_STATED GOAL_:
Copy the records below exactly, leaving out every picture.

_RECORDS SUPPLIED_:
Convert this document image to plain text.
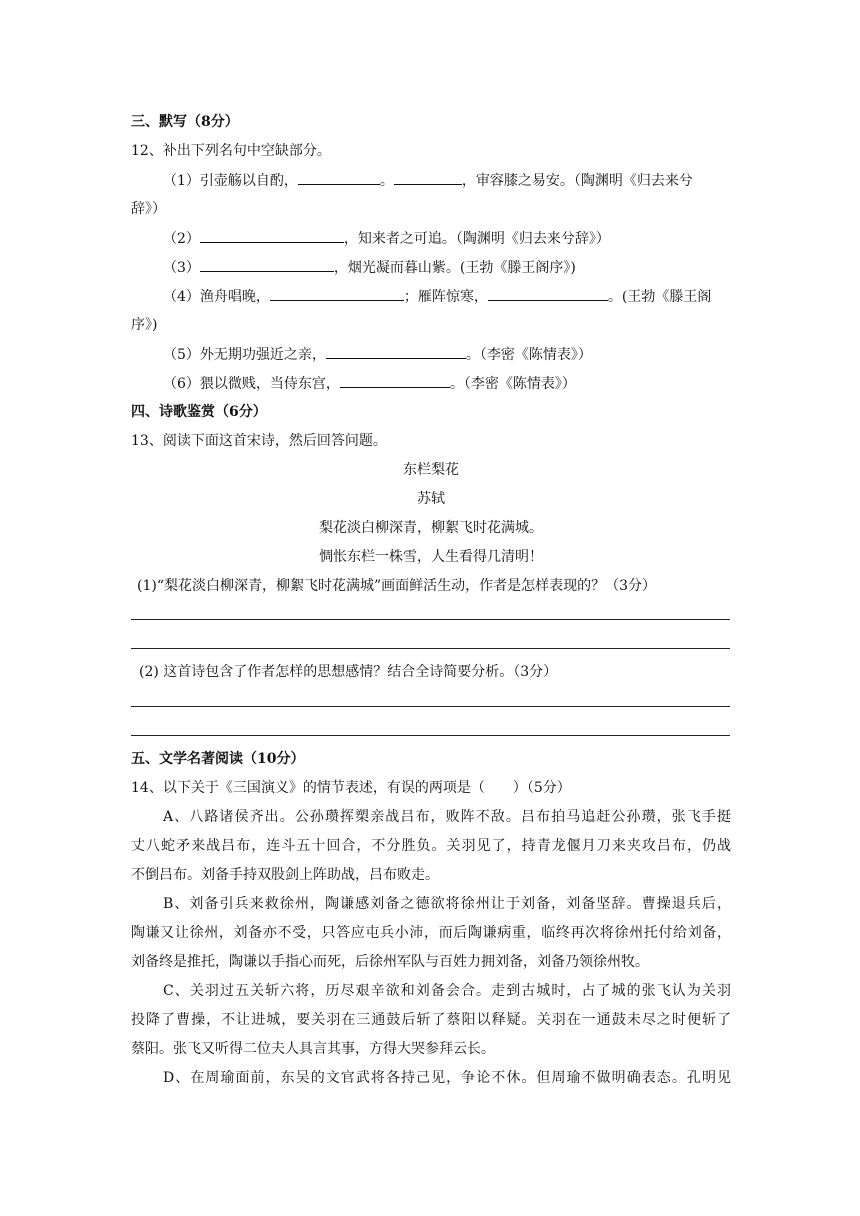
三、默写（8分）
12、补出下列名句中空缺部分。
（1）引壶觞以自酌，	。	，审容膝之易安。（陶渊明《归去来兮
辞》）
（2）	，知来者之可追。（陶渊明《归去来兮辞》）
（3）	，烟光凝而暮山紫。(王勃《滕王阁序》)
（4）渔舟唱晚，	；雁阵惊寒，	。(王勃《滕王阁
序》)
（5）外无期功强近之亲，	。（李密《陈情表》）
（6）猥以微贱，当侍东宫，	。（李密《陈情表》）
四、诗歌鉴赏（6分）
13、阅读下面这首宋诗，然后回答问题。
东栏梨花
苏轼
梨花淡白柳深青，柳絮飞时花满城。
惆怅东栏一株雪，人生看得几清明！
(1)“梨花淡白柳深青，柳絮飞时花满城”画面鲜活生动，作者是怎样表现的？（3分）
(2) 这首诗包含了作者怎样的思想感情？结合全诗简要分析。（3分）
五、文学名著阅读（10分）
14、以下关于《三国演义》的情节表述，有误的两项是（　　）（5分）
A、八路诸侯齐出。公孙瓒挥槊亲战吕布，败阵不敌。吕布拍马追赶公孙瓒，张飞手挺
丈八蛇矛来战吕布，连斗五十回合，不分胜负。关羽见了，持青龙偃月刀来夹攻吕布，仍战
不倒吕布。刘备手持双股剑上阵助战，吕布败走。
B、刘备引兵来救徐州，陶谦感刘备之德欲将徐州让于刘备，刘备坚辞。曹操退兵后，
陶谦又让徐州，刘备亦不受，只答应屯兵小沛，而后陶谦病重，临终再次将徐州托付给刘备，
刘备终是推托，陶谦以手指心而死，后徐州军队与百姓力拥刘备，刘备乃领徐州牧。
C、关羽过五关斩六将，历尽艰辛欲和刘备会合。走到古城时，占了城的张飞认为关羽
投降了曹操，不让进城，要关羽在三通鼓后斩了蔡阳以释疑。关羽在一通鼓未尽之时便斩了
蔡阳。张飞又听得二位夫人具言其事，方得大哭参拜云长。
D、在周瑜面前，东吴的文官武将各持己见，争论不休。但周瑜不做明确表态。孔明见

_ANSWER TO THE PROBLEM_:
Convert this document image to plain text.
三、默写（8分）
12、补出下列名句中空缺部分。
（1）引壶觞以自酌，	。	，审容膝之易安。（陶渊明《归去来兮
辞》）
（2）	，知来者之可追。（陶渊明《归去来兮辞》）
（3）	，烟光凝而暮山紫。(王勃《滕王阁序》)
（4）渔舟唱晚，	；雁阵惊寒，	。(王勃《滕王阁
序》)
（5）外无期功强近之亲，	。（李密《陈情表》）
（6）猥以微贱，当侍东宫，	。（李密《陈情表》）
四、诗歌鉴赏（6分）
13、阅读下面这首宋诗，然后回答问题。
东栏梨花
苏轼
梨花淡白柳深青，柳絮飞时花满城。
惆怅东栏一株雪，人生看得几清明！
(1)“梨花淡白柳深青，柳絮飞时花满城”画面鲜活生动，作者是怎样表现的？（3分）
(2) 这首诗包含了作者怎样的思想感情？结合全诗简要分析。（3分）
五、文学名著阅读（10分）
14、以下关于《三国演义》的情节表述，有误的两项是（　　）（5分）
A、八路诸侯齐出。公孙瓒挥槊亲战吕布，败阵不敌。吕布拍马追赶公孙瓒，张飞手挺
丈八蛇矛来战吕布，连斗五十回合，不分胜负。关羽见了，持青龙偃月刀来夹攻吕布，仍战
不倒吕布。刘备手持双股剑上阵助战，吕布败走。
B、刘备引兵来救徐州，陶谦感刘备之德欲将徐州让于刘备，刘备坚辞。曹操退兵后，
陶谦又让徐州，刘备亦不受，只答应屯兵小沛，而后陶谦病重，临终再次将徐州托付给刘备，
刘备终是推托，陶谦以手指心而死，后徐州军队与百姓力拥刘备，刘备乃领徐州牧。
C、关羽过五关斩六将，历尽艰辛欲和刘备会合。走到古城时，占了城的张飞认为关羽
投降了曹操，不让进城，要关羽在三通鼓后斩了蔡阳以释疑。关羽在一通鼓未尽之时便斩了
蔡阳。张飞又听得二位夫人具言其事，方得大哭参拜云长。
D、在周瑜面前，东吴的文官武将各持己见，争论不休。但周瑜不做明确表态。孔明见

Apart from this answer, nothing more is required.